• TASK DETAILS: Find the lines of data that contain the string "메디칼럼", then list them.

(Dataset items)

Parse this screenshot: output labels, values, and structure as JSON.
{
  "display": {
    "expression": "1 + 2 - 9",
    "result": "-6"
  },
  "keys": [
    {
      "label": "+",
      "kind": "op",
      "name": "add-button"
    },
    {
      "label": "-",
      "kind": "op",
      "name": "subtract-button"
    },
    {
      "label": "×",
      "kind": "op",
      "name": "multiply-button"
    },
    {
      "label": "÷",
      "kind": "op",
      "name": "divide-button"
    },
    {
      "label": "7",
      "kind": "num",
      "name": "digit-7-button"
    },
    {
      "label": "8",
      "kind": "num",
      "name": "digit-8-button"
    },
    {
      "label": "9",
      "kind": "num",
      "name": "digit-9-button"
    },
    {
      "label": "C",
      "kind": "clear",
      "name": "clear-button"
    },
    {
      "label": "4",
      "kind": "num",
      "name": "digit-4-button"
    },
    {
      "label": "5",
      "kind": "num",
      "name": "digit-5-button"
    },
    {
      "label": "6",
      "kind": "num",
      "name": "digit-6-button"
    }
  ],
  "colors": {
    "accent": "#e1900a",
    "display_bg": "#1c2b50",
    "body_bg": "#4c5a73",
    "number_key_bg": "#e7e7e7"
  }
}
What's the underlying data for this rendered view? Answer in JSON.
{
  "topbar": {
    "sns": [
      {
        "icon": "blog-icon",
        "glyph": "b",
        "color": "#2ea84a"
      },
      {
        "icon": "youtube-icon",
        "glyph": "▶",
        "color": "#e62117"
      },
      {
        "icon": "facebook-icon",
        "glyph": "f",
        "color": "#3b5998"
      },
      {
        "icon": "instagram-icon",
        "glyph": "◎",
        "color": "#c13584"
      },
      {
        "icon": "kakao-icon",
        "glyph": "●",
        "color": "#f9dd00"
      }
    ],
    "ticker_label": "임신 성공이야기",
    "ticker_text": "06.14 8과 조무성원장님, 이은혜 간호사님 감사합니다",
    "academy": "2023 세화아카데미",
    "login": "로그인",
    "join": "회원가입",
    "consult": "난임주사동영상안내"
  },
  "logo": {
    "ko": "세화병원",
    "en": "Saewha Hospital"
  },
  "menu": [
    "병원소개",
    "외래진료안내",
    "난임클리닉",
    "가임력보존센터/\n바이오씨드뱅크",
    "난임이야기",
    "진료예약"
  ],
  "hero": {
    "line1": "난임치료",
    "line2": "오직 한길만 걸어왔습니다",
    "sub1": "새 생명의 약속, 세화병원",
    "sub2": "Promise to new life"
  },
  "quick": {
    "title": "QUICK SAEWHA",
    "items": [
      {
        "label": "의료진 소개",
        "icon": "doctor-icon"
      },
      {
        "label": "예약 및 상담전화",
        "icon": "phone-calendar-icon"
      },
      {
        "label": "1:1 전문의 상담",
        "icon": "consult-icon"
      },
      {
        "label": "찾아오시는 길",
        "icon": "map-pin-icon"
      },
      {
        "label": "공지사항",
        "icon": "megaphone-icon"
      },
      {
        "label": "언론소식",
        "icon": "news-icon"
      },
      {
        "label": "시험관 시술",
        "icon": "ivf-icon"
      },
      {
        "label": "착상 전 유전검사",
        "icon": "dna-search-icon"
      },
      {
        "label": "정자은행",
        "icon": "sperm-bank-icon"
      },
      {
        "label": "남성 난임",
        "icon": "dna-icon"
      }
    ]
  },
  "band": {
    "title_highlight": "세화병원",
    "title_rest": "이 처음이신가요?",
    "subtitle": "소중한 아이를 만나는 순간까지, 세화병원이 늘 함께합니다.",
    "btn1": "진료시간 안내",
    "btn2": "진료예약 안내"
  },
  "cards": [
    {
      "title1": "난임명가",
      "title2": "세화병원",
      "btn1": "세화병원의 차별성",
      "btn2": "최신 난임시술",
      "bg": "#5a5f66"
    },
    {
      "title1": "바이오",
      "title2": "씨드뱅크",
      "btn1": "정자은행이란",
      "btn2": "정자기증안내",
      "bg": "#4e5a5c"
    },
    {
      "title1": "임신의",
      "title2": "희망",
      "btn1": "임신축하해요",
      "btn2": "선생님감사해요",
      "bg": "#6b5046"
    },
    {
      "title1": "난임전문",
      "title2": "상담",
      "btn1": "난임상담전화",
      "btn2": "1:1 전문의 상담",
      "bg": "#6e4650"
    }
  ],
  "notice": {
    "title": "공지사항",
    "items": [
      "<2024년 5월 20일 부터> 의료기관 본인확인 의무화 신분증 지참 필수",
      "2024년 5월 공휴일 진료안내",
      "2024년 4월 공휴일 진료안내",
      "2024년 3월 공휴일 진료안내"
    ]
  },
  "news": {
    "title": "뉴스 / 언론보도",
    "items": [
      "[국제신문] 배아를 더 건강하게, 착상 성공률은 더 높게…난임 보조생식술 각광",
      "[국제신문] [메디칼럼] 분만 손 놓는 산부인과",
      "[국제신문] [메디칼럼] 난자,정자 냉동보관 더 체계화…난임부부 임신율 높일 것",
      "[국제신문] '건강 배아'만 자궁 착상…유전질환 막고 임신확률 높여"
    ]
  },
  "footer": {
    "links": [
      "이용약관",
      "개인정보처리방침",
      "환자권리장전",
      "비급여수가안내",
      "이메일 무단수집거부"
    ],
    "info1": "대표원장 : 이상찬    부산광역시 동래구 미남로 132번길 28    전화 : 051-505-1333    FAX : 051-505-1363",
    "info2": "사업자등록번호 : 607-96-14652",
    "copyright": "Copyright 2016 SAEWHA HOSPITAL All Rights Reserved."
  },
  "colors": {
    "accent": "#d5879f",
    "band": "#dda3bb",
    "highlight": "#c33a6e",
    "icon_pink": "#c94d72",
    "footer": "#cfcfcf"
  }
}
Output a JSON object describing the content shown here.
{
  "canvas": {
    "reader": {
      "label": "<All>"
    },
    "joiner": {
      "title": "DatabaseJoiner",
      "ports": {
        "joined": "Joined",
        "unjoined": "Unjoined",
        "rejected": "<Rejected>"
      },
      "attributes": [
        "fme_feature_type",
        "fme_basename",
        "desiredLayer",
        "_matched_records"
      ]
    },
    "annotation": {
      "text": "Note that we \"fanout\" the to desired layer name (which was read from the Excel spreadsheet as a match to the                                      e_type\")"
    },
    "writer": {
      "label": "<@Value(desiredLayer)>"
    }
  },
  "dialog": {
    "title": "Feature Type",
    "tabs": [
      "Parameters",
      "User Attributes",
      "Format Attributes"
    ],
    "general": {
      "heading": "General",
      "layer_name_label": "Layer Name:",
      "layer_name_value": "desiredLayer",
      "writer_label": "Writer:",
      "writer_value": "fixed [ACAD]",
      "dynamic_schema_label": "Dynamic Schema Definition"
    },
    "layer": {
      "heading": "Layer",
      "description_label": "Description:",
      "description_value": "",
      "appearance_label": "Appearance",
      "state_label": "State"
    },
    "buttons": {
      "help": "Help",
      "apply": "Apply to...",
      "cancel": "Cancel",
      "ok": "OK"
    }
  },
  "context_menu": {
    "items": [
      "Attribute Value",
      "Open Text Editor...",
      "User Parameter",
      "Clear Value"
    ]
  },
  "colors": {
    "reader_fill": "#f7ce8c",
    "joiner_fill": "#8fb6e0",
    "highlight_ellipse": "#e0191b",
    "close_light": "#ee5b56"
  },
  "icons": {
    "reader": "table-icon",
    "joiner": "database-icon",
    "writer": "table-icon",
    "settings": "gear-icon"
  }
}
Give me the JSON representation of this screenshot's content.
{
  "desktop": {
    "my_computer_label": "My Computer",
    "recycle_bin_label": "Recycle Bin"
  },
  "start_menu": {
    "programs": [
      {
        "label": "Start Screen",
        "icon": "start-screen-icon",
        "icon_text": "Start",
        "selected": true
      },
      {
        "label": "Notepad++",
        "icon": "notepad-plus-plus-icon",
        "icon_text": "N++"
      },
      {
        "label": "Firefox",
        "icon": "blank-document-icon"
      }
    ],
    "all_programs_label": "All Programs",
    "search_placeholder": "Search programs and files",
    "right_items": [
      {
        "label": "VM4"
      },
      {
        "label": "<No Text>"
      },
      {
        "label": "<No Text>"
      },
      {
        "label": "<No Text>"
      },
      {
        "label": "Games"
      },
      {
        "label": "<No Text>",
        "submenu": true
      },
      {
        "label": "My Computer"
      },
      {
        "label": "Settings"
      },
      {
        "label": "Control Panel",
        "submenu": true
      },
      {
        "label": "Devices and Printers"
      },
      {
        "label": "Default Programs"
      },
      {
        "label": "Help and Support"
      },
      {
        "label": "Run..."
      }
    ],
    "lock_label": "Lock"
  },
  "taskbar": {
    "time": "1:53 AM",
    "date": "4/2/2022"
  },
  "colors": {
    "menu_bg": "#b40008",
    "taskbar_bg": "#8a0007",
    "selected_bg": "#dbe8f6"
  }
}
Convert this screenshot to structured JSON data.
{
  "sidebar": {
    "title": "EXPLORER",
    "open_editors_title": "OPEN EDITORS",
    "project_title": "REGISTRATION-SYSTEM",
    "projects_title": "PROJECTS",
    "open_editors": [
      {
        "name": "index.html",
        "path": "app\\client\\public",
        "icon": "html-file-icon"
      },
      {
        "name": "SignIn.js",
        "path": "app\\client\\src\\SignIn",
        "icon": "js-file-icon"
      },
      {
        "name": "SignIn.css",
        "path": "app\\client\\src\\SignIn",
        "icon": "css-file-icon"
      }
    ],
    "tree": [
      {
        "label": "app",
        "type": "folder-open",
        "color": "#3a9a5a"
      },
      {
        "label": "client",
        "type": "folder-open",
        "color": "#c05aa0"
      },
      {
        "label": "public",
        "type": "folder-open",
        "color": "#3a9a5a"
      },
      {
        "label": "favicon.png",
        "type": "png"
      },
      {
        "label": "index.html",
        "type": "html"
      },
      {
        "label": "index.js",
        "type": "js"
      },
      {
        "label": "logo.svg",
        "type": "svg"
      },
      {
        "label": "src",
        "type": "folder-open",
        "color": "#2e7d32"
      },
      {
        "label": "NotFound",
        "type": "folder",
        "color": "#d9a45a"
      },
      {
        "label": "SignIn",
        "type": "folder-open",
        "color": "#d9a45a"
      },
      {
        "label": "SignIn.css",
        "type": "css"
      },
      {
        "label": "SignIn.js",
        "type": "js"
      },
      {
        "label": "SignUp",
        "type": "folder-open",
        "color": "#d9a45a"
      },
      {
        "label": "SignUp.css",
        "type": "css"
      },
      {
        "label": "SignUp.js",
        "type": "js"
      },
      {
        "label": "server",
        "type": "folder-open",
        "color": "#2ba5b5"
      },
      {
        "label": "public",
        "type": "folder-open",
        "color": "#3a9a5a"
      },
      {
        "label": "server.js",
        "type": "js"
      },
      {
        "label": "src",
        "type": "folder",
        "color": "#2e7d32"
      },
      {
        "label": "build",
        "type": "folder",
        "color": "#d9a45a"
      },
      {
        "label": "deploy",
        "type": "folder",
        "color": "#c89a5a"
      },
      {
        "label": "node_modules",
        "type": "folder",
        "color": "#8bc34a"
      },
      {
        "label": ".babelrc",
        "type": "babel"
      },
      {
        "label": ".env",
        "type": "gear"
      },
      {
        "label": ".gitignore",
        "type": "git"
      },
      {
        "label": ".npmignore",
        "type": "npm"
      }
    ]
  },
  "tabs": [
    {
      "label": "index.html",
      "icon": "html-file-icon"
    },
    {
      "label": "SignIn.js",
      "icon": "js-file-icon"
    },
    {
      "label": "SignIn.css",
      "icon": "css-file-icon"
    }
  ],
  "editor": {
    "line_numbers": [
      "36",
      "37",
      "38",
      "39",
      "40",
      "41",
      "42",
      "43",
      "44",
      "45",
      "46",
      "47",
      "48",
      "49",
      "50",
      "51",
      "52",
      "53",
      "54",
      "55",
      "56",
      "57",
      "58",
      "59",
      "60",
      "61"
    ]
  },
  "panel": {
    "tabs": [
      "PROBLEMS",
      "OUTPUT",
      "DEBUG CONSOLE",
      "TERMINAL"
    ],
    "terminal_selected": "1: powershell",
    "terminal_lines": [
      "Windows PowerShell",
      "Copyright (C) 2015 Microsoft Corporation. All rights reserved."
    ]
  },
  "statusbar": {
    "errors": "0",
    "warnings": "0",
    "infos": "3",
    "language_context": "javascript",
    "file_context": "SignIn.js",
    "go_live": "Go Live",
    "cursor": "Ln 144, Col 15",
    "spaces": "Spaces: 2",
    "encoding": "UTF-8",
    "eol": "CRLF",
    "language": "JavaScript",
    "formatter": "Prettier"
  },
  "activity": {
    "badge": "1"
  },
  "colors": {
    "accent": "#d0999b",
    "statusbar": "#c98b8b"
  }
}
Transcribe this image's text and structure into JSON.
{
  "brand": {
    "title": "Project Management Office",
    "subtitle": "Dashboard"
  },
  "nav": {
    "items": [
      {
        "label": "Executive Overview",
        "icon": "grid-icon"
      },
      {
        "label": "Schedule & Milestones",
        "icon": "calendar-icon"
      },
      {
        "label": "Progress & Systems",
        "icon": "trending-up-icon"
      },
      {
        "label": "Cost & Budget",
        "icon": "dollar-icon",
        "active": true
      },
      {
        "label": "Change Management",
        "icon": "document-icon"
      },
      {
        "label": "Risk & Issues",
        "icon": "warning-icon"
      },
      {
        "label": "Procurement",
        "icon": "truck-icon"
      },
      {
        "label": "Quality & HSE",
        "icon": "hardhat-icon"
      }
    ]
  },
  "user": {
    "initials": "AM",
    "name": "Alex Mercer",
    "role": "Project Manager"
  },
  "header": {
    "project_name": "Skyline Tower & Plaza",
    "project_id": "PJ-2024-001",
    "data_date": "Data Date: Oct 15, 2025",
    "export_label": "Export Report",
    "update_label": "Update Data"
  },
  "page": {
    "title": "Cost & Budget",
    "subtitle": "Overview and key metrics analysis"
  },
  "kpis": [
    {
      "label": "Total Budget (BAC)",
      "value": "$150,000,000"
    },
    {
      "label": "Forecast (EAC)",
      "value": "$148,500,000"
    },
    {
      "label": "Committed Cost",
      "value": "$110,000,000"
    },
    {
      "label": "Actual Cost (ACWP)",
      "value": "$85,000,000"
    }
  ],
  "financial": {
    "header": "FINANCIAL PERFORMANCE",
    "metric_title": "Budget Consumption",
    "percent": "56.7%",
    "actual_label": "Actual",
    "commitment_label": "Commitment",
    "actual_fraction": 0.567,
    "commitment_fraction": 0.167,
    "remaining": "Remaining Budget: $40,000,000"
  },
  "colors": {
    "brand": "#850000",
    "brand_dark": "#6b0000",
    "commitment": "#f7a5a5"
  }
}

• RESULT OF THE EXERCISE:
      "[국제신문] [메디칼럼] 분만 손 놓는 산부인과",
      "[국제신문] [메디칼럼] 난자,정자 냉동보관 더 체계화…난임부부 임신율 높일 것",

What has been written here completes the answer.